In the great tradition of teaching lonely, impressionable otaku with no experience of real women that sexual harassment equals orgasm, Iketeru Futari seems one of the less offensive training manuals. It’s achievements are always middling but here at anime-planet, we also reward shows for effort. Although it doesn’t have to, it actually attempts to develop its cast across sixteen five-minute episodes and tries to fire off effective gags.
Saji Keisuke loves a girl called Akira Koizumi, a diminutive tsundere who sometimes inexplicably breaks into a rosy-cheeked cum face. He and his crotch have decided they want her, which should be the setup for a tragedy because she’s a tough, emotionally repressed nut reluctant to open up (her legs) and reveal her hidden self (vagina). Much of the time, Iketeru Futari behaves like a no-brainer, no-talent ecchi show, spluttering the usual pretences for T&A. Examples include the one where the girl and boy collide in the school hallway and she ends up on the floor with legs wide open and panties showing. There’s also the one where two girls collide in the hallway and one's humungous breasts knock books out of the other’s hands. Oh! Oh! And let’s not forget that ball game when the female team mates collide in such a manner that Koizumi gets trapped between their bosoms. There’s an obvious pattern here so I will not argue that it’s all random, but there is a large amount of exploitative non sequitur that staunch fans of 'narrative' might prefer to avoid.
☆ ☆ ☆ ☆ ☆ ☆ ☆
DIRECTIVES:
• 1. From the review, output the passage that begins at the words "In the great" and stops after "off effective gags.".
• 2. Answer these from the review:
(a) How many episodes does the show have, and how long is each?
(b) What is the name of the girl Saji Keisuke loves?
(c) At which site does the reviewer say shows are rewarded for effort?
Work only from the review above.

INFORMATION SHOWN:
☆ ☆ ☆ ☆ ☆ ☆ ☆
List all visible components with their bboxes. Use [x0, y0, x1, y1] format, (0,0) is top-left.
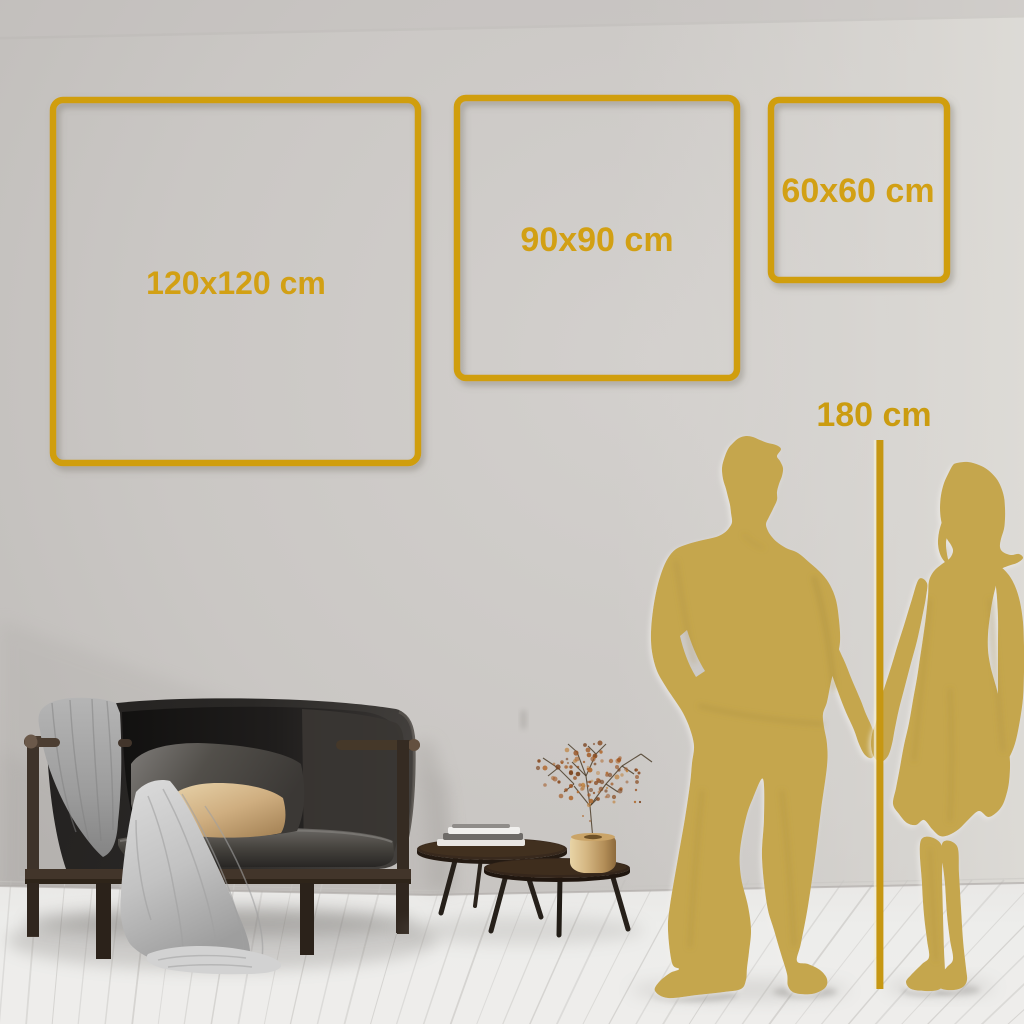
☆ ☆ ☆ ☆ ☆ ☆ ☆
WORKED SOLUTIONS:
• 1.
In the great tradition of teaching lonely, impressionable otaku with no experience of real women that sexual harassment equals orgasm, Iketeru Futari seems one of the less offensive training manuals. It’s achievements are always middling but here at anime-planet, we also reward shows for effort. Although it doesn’t have to, it actually attempts to develop its cast across sixteen five-minute episodes and tries to fire off effective gags.

• 2.
(a) Sixteen episodes, each five minutes long.
(b) Akira Koizumi.
(c) Anime-planet.